### PROBLEM REQUIREMENTS
Repeat all of the records verbatim.

— start SUPPLIED DATA —

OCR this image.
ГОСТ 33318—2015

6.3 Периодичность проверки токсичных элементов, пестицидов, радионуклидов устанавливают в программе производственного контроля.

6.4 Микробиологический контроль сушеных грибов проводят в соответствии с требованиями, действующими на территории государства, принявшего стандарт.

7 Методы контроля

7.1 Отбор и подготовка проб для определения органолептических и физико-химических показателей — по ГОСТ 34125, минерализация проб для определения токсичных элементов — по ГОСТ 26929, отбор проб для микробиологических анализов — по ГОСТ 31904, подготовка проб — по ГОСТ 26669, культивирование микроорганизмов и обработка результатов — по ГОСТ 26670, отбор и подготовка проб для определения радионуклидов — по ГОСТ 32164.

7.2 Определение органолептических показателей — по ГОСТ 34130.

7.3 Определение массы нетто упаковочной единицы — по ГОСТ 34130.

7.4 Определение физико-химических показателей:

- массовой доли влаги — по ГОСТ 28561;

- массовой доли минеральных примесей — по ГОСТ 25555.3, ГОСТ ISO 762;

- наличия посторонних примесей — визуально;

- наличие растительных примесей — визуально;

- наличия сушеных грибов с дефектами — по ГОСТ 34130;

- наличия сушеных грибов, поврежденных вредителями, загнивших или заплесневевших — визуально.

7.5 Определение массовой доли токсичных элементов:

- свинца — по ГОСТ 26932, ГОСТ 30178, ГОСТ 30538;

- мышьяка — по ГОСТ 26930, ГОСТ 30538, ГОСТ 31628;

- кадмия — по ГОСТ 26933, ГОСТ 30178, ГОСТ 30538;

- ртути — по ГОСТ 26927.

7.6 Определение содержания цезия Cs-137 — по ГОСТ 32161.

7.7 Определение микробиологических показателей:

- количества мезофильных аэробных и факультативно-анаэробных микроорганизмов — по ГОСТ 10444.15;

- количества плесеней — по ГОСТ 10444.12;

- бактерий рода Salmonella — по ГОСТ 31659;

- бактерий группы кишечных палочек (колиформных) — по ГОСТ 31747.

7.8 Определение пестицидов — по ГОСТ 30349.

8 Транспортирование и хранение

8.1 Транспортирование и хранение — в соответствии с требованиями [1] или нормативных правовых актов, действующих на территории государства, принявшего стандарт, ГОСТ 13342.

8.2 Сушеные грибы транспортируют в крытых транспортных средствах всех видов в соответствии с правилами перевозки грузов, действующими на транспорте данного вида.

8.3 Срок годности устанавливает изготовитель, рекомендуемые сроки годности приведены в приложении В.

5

— end SUPPLIED DATA —

### THE OUTPUT
OCR this image.
ГОСТ 33318—2015

6.3 Периодичность проверки токсичных элементов, пестицидов, радионуклидов устанавливают в программе производственного контроля.

6.4 Микробиологический контроль сушеных грибов проводят в соответствии с требованиями, действующими на территории государства, принявшего стандарт.

7 Методы контроля

7.1 Отбор и подготовка проб для определения органолептических и физико-химических показателей — по ГОСТ 34125, минерализация проб для определения токсичных элементов — по ГОСТ 26929, отбор проб для микробиологических анализов — по ГОСТ 31904, подготовка проб — по ГОСТ 26669, культивирование микроорганизмов и обработка результатов — по ГОСТ 26670, отбор и подготовка проб для определения радионуклидов — по ГОСТ 32164.

7.2 Определение органолептических показателей — по ГОСТ 34130.

7.3 Определение массы нетто упаковочной единицы — по ГОСТ 34130.

7.4 Определение физико-химических показателей:

- массовой доли влаги — по ГОСТ 28561;

- массовой доли минеральных примесей — по ГОСТ 25555.3, ГОСТ ISO 762;

- наличия посторонних примесей — визуально;

- наличие растительных примесей — визуально;

- наличия сушеных грибов с дефектами — по ГОСТ 34130;

- наличия сушеных грибов, поврежденных вредителями, загнивших или заплесневевших — визуально.

7.5 Определение массовой доли токсичных элементов:

- свинца — по ГОСТ 26932, ГОСТ 30178, ГОСТ 30538;

- мышьяка — по ГОСТ 26930, ГОСТ 30538, ГОСТ 31628;

- кадмия — по ГОСТ 26933, ГОСТ 30178, ГОСТ 30538;

- ртути — по ГОСТ 26927.

7.6 Определение содержания цезия Cs-137 — по ГОСТ 32161.

7.7 Определение микробиологических показателей:

- количества мезофильных аэробных и факультативно-анаэробных микроорганизмов — по ГОСТ 10444.15;

- количества плесеней — по ГОСТ 10444.12;

- бактерий рода Salmonella — по ГОСТ 31659;

- бактерий группы кишечных палочек (колиформных) — по ГОСТ 31747.

7.8 Определение пестицидов — по ГОСТ 30349.

8 Транспортирование и хранение

8.1 Транспортирование и хранение — в соответствии с требованиями [1] или нормативных правовых актов, действующих на территории государства, принявшего стандарт, ГОСТ 13342.

8.2 Сушеные грибы транспортируют в крытых транспортных средствах всех видов в соответствии с правилами перевозки грузов, действующими на транспорте данного вида.

8.3 Срок годности устанавливает изготовитель, рекомендуемые сроки годности приведены в приложении В.

5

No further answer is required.